- **Instructions for the task**
Output each of the entries exactly, skipping every picture they contain.

Segment Start: Data records

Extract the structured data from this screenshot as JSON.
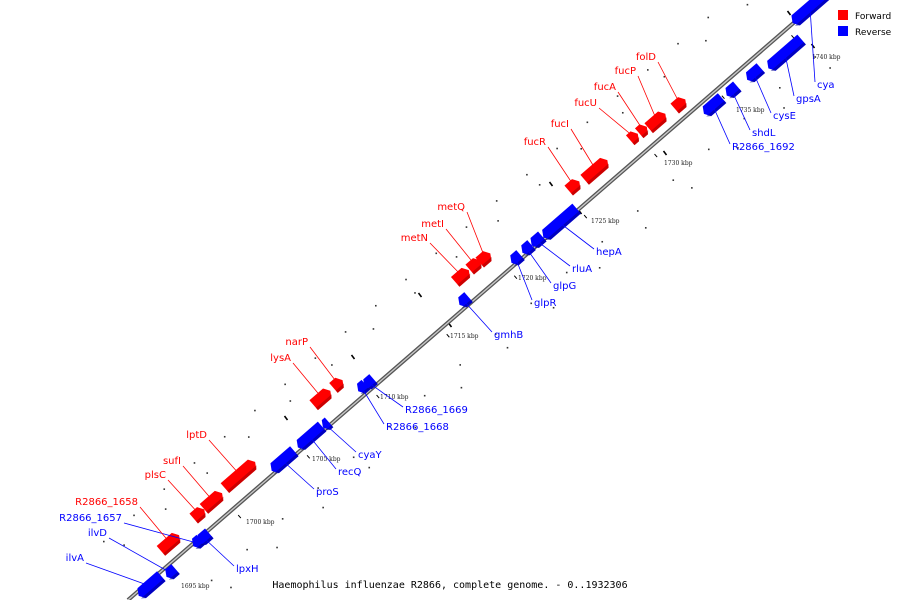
{
  "title": "Haemophilus influenzae R2866, complete genome. - 0..1932306",
  "colors": {
    "forward": "#ff0000",
    "reverse": "#0000ff",
    "backbone": "#888888"
  },
  "legend": [
    {
      "label": "Forward",
      "color": "#ff0000"
    },
    {
      "label": "Reverse",
      "color": "#0000ff"
    }
  ],
  "chart_data": {
    "type": "genome-map",
    "strands": [
      "Forward",
      "Reverse"
    ],
    "tick_labels": [
      "1695 kbp",
      "1700 kbp",
      "1705 kbp",
      "1710 kbp",
      "1715 kbp",
      "1720 kbp",
      "1725 kbp",
      "1730 kbp",
      "1735 kbp",
      "1740 kbp"
    ],
    "genes": [
      {
        "name": "ilvA",
        "strand": "Reverse"
      },
      {
        "name": "ilvD",
        "strand": "Reverse"
      },
      {
        "name": "R2866_1657",
        "strand": "Reverse"
      },
      {
        "name": "R2866_1658",
        "strand": "Forward"
      },
      {
        "name": "plsC",
        "strand": "Forward"
      },
      {
        "name": "sufI",
        "strand": "Forward"
      },
      {
        "name": "lptD",
        "strand": "Forward"
      },
      {
        "name": "lpxH",
        "strand": "Reverse"
      },
      {
        "name": "proS",
        "strand": "Reverse"
      },
      {
        "name": "recQ",
        "strand": "Reverse"
      },
      {
        "name": "cyaY",
        "strand": "Reverse"
      },
      {
        "name": "lysA",
        "strand": "Forward"
      },
      {
        "name": "narP",
        "strand": "Forward"
      },
      {
        "name": "R2866_1668",
        "strand": "Reverse"
      },
      {
        "name": "R2866_1669",
        "strand": "Reverse"
      },
      {
        "name": "gmhB",
        "strand": "Reverse"
      },
      {
        "name": "metN",
        "strand": "Forward"
      },
      {
        "name": "metI",
        "strand": "Forward"
      },
      {
        "name": "metQ",
        "strand": "Forward"
      },
      {
        "name": "glpR",
        "strand": "Reverse"
      },
      {
        "name": "glpG",
        "strand": "Reverse"
      },
      {
        "name": "rluA",
        "strand": "Reverse"
      },
      {
        "name": "hepA",
        "strand": "Reverse"
      },
      {
        "name": "fucR",
        "strand": "Forward"
      },
      {
        "name": "fucI",
        "strand": "Forward"
      },
      {
        "name": "fucU",
        "strand": "Forward"
      },
      {
        "name": "fucA",
        "strand": "Forward"
      },
      {
        "name": "fucP",
        "strand": "Forward"
      },
      {
        "name": "folD",
        "strand": "Forward"
      },
      {
        "name": "R2866_1692",
        "strand": "Reverse"
      },
      {
        "name": "shdL",
        "strand": "Reverse"
      },
      {
        "name": "cysE",
        "strand": "Reverse"
      },
      {
        "name": "gpsA",
        "strand": "Reverse"
      },
      {
        "name": "cya",
        "strand": "Reverse"
      }
    ]
  }
}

Segment End: Data records

- **Solution**
Extract the structured data from this screenshot as JSON.
{
  "title": "Haemophilus influenzae R2866, complete genome. - 0..1932306",
  "colors": {
    "forward": "#ff0000",
    "reverse": "#0000ff",
    "backbone": "#888888"
  },
  "legend": [
    {
      "label": "Forward",
      "color": "#ff0000"
    },
    {
      "label": "Reverse",
      "color": "#0000ff"
    }
  ],
  "chart_data": {
    "type": "genome-map",
    "strands": [
      "Forward",
      "Reverse"
    ],
    "tick_labels": [
      "1695 kbp",
      "1700 kbp",
      "1705 kbp",
      "1710 kbp",
      "1715 kbp",
      "1720 kbp",
      "1725 kbp",
      "1730 kbp",
      "1735 kbp",
      "1740 kbp"
    ],
    "genes": [
      {
        "name": "ilvA",
        "strand": "Reverse"
      },
      {
        "name": "ilvD",
        "strand": "Reverse"
      },
      {
        "name": "R2866_1657",
        "strand": "Reverse"
      },
      {
        "name": "R2866_1658",
        "strand": "Forward"
      },
      {
        "name": "plsC",
        "strand": "Forward"
      },
      {
        "name": "sufI",
        "strand": "Forward"
      },
      {
        "name": "lptD",
        "strand": "Forward"
      },
      {
        "name": "lpxH",
        "strand": "Reverse"
      },
      {
        "name": "proS",
        "strand": "Reverse"
      },
      {
        "name": "recQ",
        "strand": "Reverse"
      },
      {
        "name": "cyaY",
        "strand": "Reverse"
      },
      {
        "name": "lysA",
        "strand": "Forward"
      },
      {
        "name": "narP",
        "strand": "Forward"
      },
      {
        "name": "R2866_1668",
        "strand": "Reverse"
      },
      {
        "name": "R2866_1669",
        "strand": "Reverse"
      },
      {
        "name": "gmhB",
        "strand": "Reverse"
      },
      {
        "name": "metN",
        "strand": "Forward"
      },
      {
        "name": "metI",
        "strand": "Forward"
      },
      {
        "name": "metQ",
        "strand": "Forward"
      },
      {
        "name": "glpR",
        "strand": "Reverse"
      },
      {
        "name": "glpG",
        "strand": "Reverse"
      },
      {
        "name": "rluA",
        "strand": "Reverse"
      },
      {
        "name": "hepA",
        "strand": "Reverse"
      },
      {
        "name": "fucR",
        "strand": "Forward"
      },
      {
        "name": "fucI",
        "strand": "Forward"
      },
      {
        "name": "fucU",
        "strand": "Forward"
      },
      {
        "name": "fucA",
        "strand": "Forward"
      },
      {
        "name": "fucP",
        "strand": "Forward"
      },
      {
        "name": "folD",
        "strand": "Forward"
      },
      {
        "name": "R2866_1692",
        "strand": "Reverse"
      },
      {
        "name": "shdL",
        "strand": "Reverse"
      },
      {
        "name": "cysE",
        "strand": "Reverse"
      },
      {
        "name": "gpsA",
        "strand": "Reverse"
      },
      {
        "name": "cya",
        "strand": "Reverse"
      }
    ]
  }
}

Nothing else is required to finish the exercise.